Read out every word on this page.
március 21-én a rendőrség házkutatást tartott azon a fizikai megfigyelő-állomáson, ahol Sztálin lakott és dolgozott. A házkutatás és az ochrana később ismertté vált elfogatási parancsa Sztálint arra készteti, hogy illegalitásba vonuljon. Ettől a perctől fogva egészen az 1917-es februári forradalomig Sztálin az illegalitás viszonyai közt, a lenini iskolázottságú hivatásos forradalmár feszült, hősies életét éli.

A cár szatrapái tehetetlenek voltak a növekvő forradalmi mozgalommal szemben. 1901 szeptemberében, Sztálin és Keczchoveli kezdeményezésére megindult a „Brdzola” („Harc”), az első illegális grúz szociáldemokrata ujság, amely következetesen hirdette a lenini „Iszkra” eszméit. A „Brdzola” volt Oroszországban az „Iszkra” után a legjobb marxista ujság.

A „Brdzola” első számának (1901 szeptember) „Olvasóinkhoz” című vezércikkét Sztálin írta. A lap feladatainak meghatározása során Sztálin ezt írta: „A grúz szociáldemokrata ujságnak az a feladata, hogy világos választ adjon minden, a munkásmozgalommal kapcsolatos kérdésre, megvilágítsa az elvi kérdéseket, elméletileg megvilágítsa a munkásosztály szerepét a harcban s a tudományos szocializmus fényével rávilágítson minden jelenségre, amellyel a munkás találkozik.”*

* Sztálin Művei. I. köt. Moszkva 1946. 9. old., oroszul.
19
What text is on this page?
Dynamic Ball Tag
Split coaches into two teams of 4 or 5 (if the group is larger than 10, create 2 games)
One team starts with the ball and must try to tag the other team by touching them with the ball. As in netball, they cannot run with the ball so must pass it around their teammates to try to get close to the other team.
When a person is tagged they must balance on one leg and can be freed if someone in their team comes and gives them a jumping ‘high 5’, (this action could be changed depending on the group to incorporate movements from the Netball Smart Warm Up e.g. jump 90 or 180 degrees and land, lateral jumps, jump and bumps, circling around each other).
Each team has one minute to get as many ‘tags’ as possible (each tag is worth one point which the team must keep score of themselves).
+++++
● **Task description**
Repeat exactly, and only, the lines of the records above, starting with the line that contains "What text is on this page?" and ending with the final line, both included.

● **Result for this task**
What text is on this page?
Dynamic Ball Tag
Split coaches into two teams of 4 or 5 (if the group is larger than 10, create 2 games)
One team starts with the ball and must try to tag the other team by touching them with the ball. As in netball, they cannot run with the ball so must pass it around their teammates to try to get close to the other team.
When a person is tagged they must balance on one leg and can be freed if someone in their team comes and gives them a jumping ‘high 5’, (this action could be changed depending on the group to incorporate movements from the Netball Smart Warm Up e.g. jump 90 or 180 degrees and land, lateral jumps, jump and bumps, circling around each other).
Each team has one minute to get as many ‘tags’ as possible (each tag is worth one point which the team must keep score of themselves).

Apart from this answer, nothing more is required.